> **EXERCISE AIM**: Omit the pictures and return every entry exactly as written.

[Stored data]
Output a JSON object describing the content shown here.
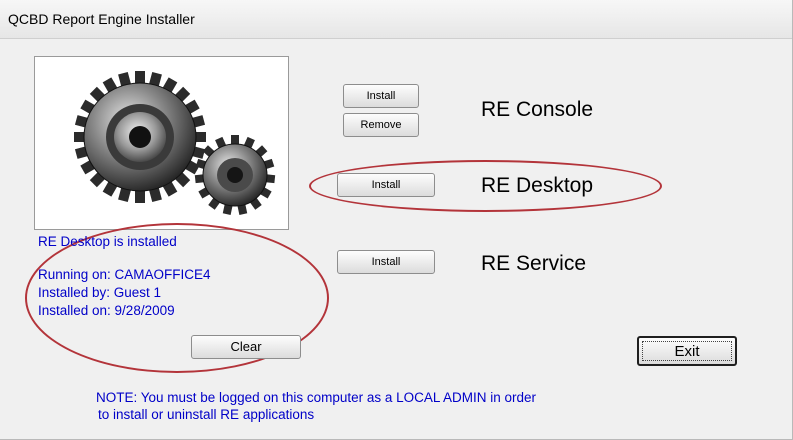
{
  "window": {
    "title": "QCBD Report Engine Installer"
  },
  "gear_image": {
    "icon": "gears-icon"
  },
  "re_console": {
    "install_label": "Install",
    "remove_label": "Remove",
    "title": "RE Console"
  },
  "re_desktop": {
    "install_label": "Install",
    "title": "RE Desktop"
  },
  "re_service": {
    "install_label": "Install",
    "title": "RE Service"
  },
  "status": {
    "installed_text": "RE Desktop is installed",
    "running_on": "Running on: CAMAOFFICE4",
    "installed_by": "Installed by: Guest 1",
    "installed_on": "Installed on: 9/28/2009",
    "clear_label": "Clear"
  },
  "exit_label": "Exit",
  "note": {
    "line1": "NOTE: You must be logged on this computer as a LOCAL ADMIN in order",
    "line2": "to install or uninstall RE applications"
  },
  "colors": {
    "info_text": "#0000c8",
    "highlight_ellipse": "#b3343a"
  }
}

> **TASK RESULT**:
Output a JSON object describing the content shown here.
{
  "window": {
    "title": "QCBD Report Engine Installer"
  },
  "gear_image": {
    "icon": "gears-icon"
  },
  "re_console": {
    "install_label": "Install",
    "remove_label": "Remove",
    "title": "RE Console"
  },
  "re_desktop": {
    "install_label": "Install",
    "title": "RE Desktop"
  },
  "re_service": {
    "install_label": "Install",
    "title": "RE Service"
  },
  "status": {
    "installed_text": "RE Desktop is installed",
    "running_on": "Running on: CAMAOFFICE4",
    "installed_by": "Installed by: Guest 1",
    "installed_on": "Installed on: 9/28/2009",
    "clear_label": "Clear"
  },
  "exit_label": "Exit",
  "note": {
    "line1": "NOTE: You must be logged on this computer as a LOCAL ADMIN in order",
    "line2": "to install or uninstall RE applications"
  },
  "colors": {
    "info_text": "#0000c8",
    "highlight_ellipse": "#b3343a"
  }
}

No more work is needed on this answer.